Figure record extracts

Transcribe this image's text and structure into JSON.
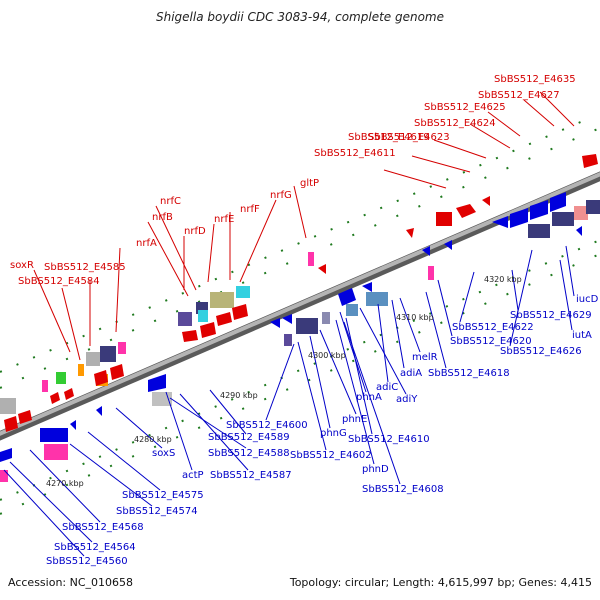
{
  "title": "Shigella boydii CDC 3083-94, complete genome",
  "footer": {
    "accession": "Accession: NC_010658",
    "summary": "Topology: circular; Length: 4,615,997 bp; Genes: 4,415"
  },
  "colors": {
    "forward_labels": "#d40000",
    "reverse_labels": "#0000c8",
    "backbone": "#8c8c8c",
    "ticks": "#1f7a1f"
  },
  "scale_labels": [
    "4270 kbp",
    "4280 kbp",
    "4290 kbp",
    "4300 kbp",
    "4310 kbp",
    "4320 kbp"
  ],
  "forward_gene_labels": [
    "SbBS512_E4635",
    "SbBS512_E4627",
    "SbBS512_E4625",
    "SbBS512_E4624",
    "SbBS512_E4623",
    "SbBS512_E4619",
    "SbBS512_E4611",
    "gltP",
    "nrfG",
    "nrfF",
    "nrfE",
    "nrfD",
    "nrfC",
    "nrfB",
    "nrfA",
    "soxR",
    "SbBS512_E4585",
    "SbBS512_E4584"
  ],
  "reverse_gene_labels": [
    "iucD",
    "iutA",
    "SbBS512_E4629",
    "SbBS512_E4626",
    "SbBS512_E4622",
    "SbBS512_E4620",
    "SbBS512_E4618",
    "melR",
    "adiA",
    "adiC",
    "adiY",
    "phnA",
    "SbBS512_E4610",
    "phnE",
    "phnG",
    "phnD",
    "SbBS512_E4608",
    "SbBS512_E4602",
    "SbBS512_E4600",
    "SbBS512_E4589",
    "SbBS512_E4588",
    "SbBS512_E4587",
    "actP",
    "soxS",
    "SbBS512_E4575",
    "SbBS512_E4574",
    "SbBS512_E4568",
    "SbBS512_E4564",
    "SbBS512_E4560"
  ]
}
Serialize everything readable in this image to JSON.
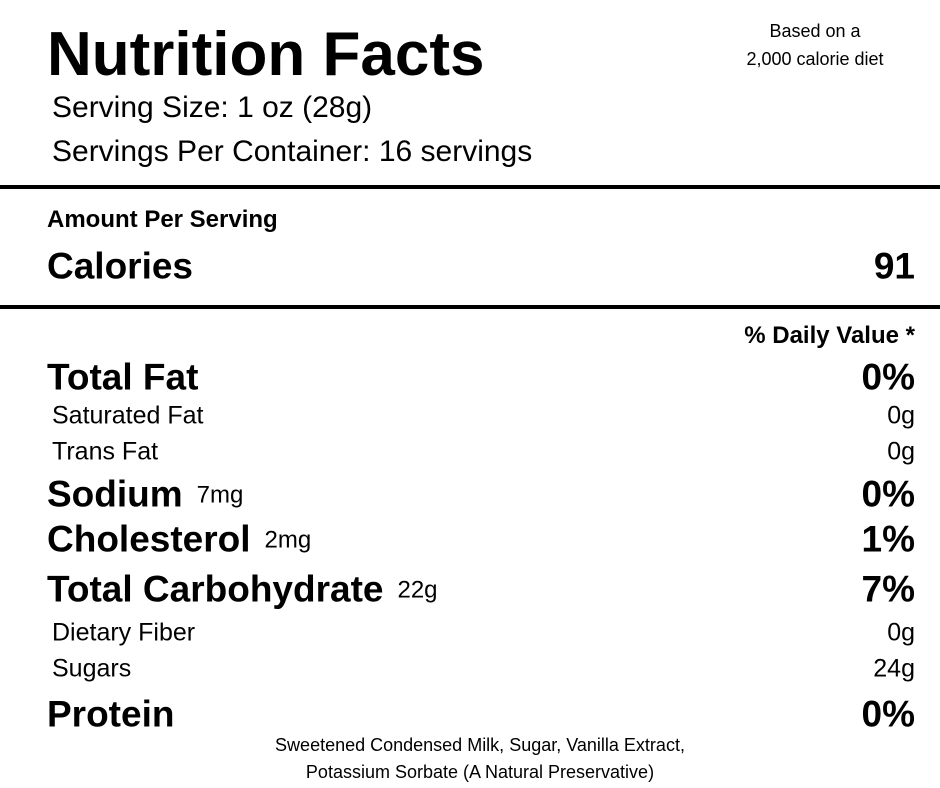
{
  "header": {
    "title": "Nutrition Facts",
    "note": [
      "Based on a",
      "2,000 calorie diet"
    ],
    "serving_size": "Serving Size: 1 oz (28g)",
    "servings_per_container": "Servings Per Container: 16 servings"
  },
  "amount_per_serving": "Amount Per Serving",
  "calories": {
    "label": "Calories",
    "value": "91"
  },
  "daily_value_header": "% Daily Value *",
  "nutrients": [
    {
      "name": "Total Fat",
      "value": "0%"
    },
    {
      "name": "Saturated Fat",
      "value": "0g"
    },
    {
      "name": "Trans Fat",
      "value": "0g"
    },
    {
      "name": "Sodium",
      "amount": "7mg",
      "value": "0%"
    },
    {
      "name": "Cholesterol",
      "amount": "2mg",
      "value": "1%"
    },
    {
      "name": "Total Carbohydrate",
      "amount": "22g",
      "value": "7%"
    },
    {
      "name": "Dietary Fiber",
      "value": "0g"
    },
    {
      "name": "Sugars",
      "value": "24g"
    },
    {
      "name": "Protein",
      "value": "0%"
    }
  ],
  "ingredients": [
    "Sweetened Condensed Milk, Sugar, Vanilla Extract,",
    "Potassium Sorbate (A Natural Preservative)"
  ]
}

*Task goal*. Once you have read through the entries above, state how many lines hold the word "JSON", giving nothing but the number.

*Solution*. 2